— Begin —
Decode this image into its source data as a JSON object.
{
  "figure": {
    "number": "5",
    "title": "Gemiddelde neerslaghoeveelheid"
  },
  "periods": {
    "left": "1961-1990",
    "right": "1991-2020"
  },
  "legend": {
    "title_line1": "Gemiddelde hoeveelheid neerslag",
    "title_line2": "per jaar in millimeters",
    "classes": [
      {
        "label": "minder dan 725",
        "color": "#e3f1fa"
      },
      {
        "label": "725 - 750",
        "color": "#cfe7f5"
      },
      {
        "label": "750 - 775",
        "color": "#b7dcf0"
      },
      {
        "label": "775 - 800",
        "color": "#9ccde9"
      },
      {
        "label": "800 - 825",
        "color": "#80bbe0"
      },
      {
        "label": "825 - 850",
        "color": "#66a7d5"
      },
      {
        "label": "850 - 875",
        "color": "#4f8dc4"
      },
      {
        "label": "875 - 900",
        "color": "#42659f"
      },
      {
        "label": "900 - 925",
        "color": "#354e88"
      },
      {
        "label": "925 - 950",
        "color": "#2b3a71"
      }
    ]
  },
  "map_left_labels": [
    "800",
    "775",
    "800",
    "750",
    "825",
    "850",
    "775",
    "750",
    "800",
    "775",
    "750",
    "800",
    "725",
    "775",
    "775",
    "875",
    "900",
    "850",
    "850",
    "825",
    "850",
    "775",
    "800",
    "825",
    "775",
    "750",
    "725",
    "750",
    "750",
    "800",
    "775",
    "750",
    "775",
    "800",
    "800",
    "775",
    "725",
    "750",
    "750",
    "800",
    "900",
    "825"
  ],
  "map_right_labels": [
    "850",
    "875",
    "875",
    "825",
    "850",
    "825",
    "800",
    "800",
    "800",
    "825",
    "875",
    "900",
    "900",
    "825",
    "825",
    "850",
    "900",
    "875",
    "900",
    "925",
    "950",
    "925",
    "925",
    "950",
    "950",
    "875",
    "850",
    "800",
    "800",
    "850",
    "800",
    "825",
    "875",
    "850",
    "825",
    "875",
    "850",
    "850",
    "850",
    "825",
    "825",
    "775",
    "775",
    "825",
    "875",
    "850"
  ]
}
— End —
_EXERCISE DIRECTIONS_: Find each line in the records holding the string "color" and show it.

_EXERCISE SOLUTION_:
        "color": "#e3f1fa"
        "color": "#cfe7f5"
        "color": "#b7dcf0"
        "color": "#9ccde9"
        "color": "#80bbe0"
        "color": "#66a7d5"
        "color": "#4f8dc4"
        "color": "#42659f"
        "color": "#354e88"
        "color": "#2b3a71"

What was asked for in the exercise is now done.